* _The input_
--*--
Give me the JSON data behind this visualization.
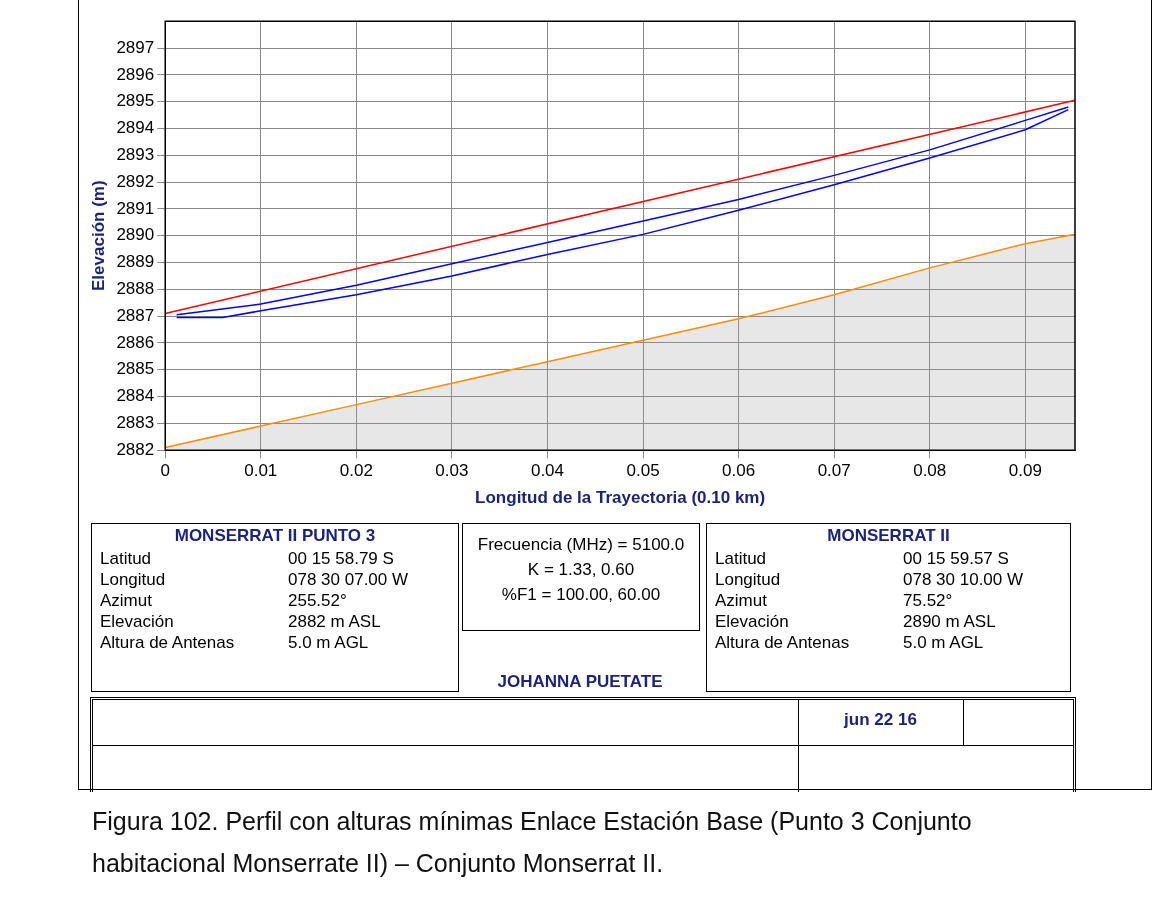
{
  "chart_data": {
    "type": "line",
    "xlabel": "Longitud de la Trayectoria (0.10 km)",
    "ylabel": "Elevación (m)",
    "xlim": [
      0,
      0.0952
    ],
    "ylim": [
      2882,
      2898
    ],
    "xticks": [
      0,
      0.01,
      0.02,
      0.03,
      0.04,
      0.05,
      0.06,
      0.07,
      0.08,
      0.09
    ],
    "yticks": [
      2882,
      2883,
      2884,
      2885,
      2886,
      2887,
      2888,
      2889,
      2890,
      2891,
      2892,
      2893,
      2894,
      2895,
      2896,
      2897
    ],
    "grid": true,
    "legend": false,
    "marker": "none",
    "line_style": "solid",
    "series": [
      {
        "type": "area",
        "color": "#ff8c00",
        "x": [
          0,
          0.01,
          0.02,
          0.03,
          0.04,
          0.05,
          0.06,
          0.07,
          0.08,
          0.09,
          0.0952
        ],
        "values": [
          2882.1,
          2882.9,
          2883.7,
          2884.5,
          2885.3,
          2886.1,
          2886.9,
          2887.8,
          2888.8,
          2889.7,
          2890.05
        ]
      },
      {
        "type": "line",
        "color": "#ff0000",
        "x": [
          0,
          0.0952
        ],
        "values": [
          2887.1,
          2895.05
        ]
      },
      {
        "type": "line",
        "color": "#0000ff",
        "x": [
          0.0012,
          0.01,
          0.02,
          0.03,
          0.04,
          0.05,
          0.06,
          0.07,
          0.08,
          0.09,
          0.0945
        ],
        "values": [
          2887.05,
          2887.45,
          2888.15,
          2888.95,
          2889.75,
          2890.55,
          2891.35,
          2892.25,
          2893.2,
          2894.3,
          2894.8
        ]
      },
      {
        "type": "line",
        "color": "#0000ff",
        "x": [
          0.0012,
          0.006,
          0.01,
          0.02,
          0.03,
          0.04,
          0.05,
          0.06,
          0.07,
          0.08,
          0.09,
          0.0945
        ],
        "values": [
          2886.95,
          2886.95,
          2887.2,
          2887.8,
          2888.5,
          2889.3,
          2890.05,
          2890.95,
          2891.9,
          2892.9,
          2893.95,
          2894.7
        ]
      }
    ],
    "annotations": [
      "MONSERRAT II PUNTO 3",
      "Latitud",
      "00 15 58.79 S",
      "Longitud",
      "078 30 07.00 W",
      "Azimut",
      "255.52°",
      "Elevación",
      "2882 m ASL",
      "Altura de Antenas",
      "5.0 m AGL",
      "Frecuencia (MHz) = 5100.0",
      "K = 1.33, 0.60",
      "%F1 = 100.00, 60.00",
      "JOHANNA PUETATE",
      "MONSERRAT II",
      "Latitud",
      "00 15 59.57 S",
      "Longitud",
      "078 30 10.00 W",
      "Azimut",
      "75.52°",
      "Elevación",
      "2890 m ASL",
      "Altura de Antenas",
      "5.0 m AGL",
      "jun 22 16",
      "Figura 102. Perfil con alturas mínimas Enlace Estación Base (Punto 3 Conjunto habitacional Monserrate II) – Conjunto Monserrat II."
    ]
  }
}
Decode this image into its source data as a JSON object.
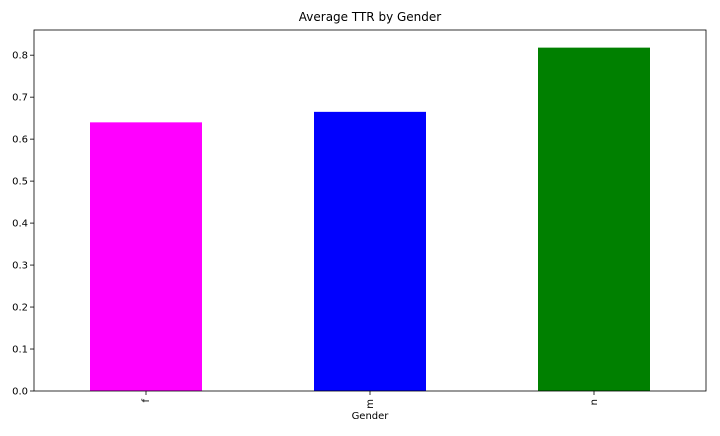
{
  "chart_data": {
    "type": "bar",
    "title": "Average TTR by Gender",
    "xlabel": "Gender",
    "ylabel": "",
    "categories": [
      "f",
      "m",
      "n"
    ],
    "values": [
      0.64,
      0.665,
      0.818
    ],
    "colors": [
      "#ff00ff",
      "#0000ff",
      "#008000"
    ],
    "ylim": [
      0,
      0.86
    ],
    "yticks": [
      0.0,
      0.1,
      0.2,
      0.3,
      0.4,
      0.5,
      0.6,
      0.7,
      0.8
    ],
    "ytick_labels": [
      "0.0",
      "0.1",
      "0.2",
      "0.3",
      "0.4",
      "0.5",
      "0.6",
      "0.7",
      "0.8"
    ],
    "grid": false,
    "legend": "none",
    "xtick_rotation": "vertical"
  }
}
--*--
* _The problem_
Leave out the pictures and restate everything else word for word.

* _Answer for the task_
Give me the JSON data behind this visualization.
{
  "chart_data": {
    "type": "line",
    "xlabel": "Longitud de la Trayectoria (0.10 km)",
    "ylabel": "Elevación (m)",
    "xlim": [
      0,
      0.0952
    ],
    "ylim": [
      2882,
      2898
    ],
    "xticks": [
      0,
      0.01,
      0.02,
      0.03,
      0.04,
      0.05,
      0.06,
      0.07,
      0.08,
      0.09
    ],
    "yticks": [
      2882,
      2883,
      2884,
      2885,
      2886,
      2887,
      2888,
      2889,
      2890,
      2891,
      2892,
      2893,
      2894,
      2895,
      2896,
      2897
    ],
    "grid": true,
    "legend": false,
    "marker": "none",
    "line_style": "solid",
    "series": [
      {
        "type": "area",
        "color": "#ff8c00",
        "x": [
          0,
          0.01,
          0.02,
          0.03,
          0.04,
          0.05,
          0.06,
          0.07,
          0.08,
          0.09,
          0.0952
        ],
        "values": [
          2882.1,
          2882.9,
          2883.7,
          2884.5,
          2885.3,
          2886.1,
          2886.9,
          2887.8,
          2888.8,
          2889.7,
          2890.05
        ]
      },
      {
        "type": "line",
        "color": "#ff0000",
        "x": [
          0,
          0.0952
        ],
        "values": [
          2887.1,
          2895.05
        ]
      },
      {
        "type": "line",
        "color": "#0000ff",
        "x": [
          0.0012,
          0.01,
          0.02,
          0.03,
          0.04,
          0.05,
          0.06,
          0.07,
          0.08,
          0.09,
          0.0945
        ],
        "values": [
          2887.05,
          2887.45,
          2888.15,
          2888.95,
          2889.75,
          2890.55,
          2891.35,
          2892.25,
          2893.2,
          2894.3,
          2894.8
        ]
      },
      {
        "type": "line",
        "color": "#0000ff",
        "x": [
          0.0012,
          0.006,
          0.01,
          0.02,
          0.03,
          0.04,
          0.05,
          0.06,
          0.07,
          0.08,
          0.09,
          0.0945
        ],
        "values": [
          2886.95,
          2886.95,
          2887.2,
          2887.8,
          2888.5,
          2889.3,
          2890.05,
          2890.95,
          2891.9,
          2892.9,
          2893.95,
          2894.7
        ]
      }
    ],
    "annotations": [
      "MONSERRAT II PUNTO 3",
      "Latitud",
      "00 15 58.79 S",
      "Longitud",
      "078 30 07.00 W",
      "Azimut",
      "255.52°",
      "Elevación",
      "2882 m ASL",
      "Altura de Antenas",
      "5.0 m AGL",
      "Frecuencia (MHz) = 5100.0",
      "K = 1.33, 0.60",
      "%F1 = 100.00, 60.00",
      "JOHANNA PUETATE",
      "MONSERRAT II",
      "Latitud",
      "00 15 59.57 S",
      "Longitud",
      "078 30 10.00 W",
      "Azimut",
      "75.52°",
      "Elevación",
      "2890 m ASL",
      "Altura de Antenas",
      "5.0 m AGL",
      "jun 22 16",
      "Figura 102. Perfil con alturas mínimas Enlace Estación Base (Punto 3 Conjunto habitacional Monserrate II) – Conjunto Monserrat II."
    ]
  }
}
Decode this image into its source data as a JSON object.
{
  "chart_data": {
    "type": "bar",
    "title": "Average TTR by Gender",
    "xlabel": "Gender",
    "ylabel": "",
    "categories": [
      "f",
      "m",
      "n"
    ],
    "values": [
      0.64,
      0.665,
      0.818
    ],
    "colors": [
      "#ff00ff",
      "#0000ff",
      "#008000"
    ],
    "ylim": [
      0,
      0.86
    ],
    "yticks": [
      0.0,
      0.1,
      0.2,
      0.3,
      0.4,
      0.5,
      0.6,
      0.7,
      0.8
    ],
    "ytick_labels": [
      "0.0",
      "0.1",
      "0.2",
      "0.3",
      "0.4",
      "0.5",
      "0.6",
      "0.7",
      "0.8"
    ],
    "grid": false,
    "legend": "none",
    "xtick_rotation": "vertical"
  }
}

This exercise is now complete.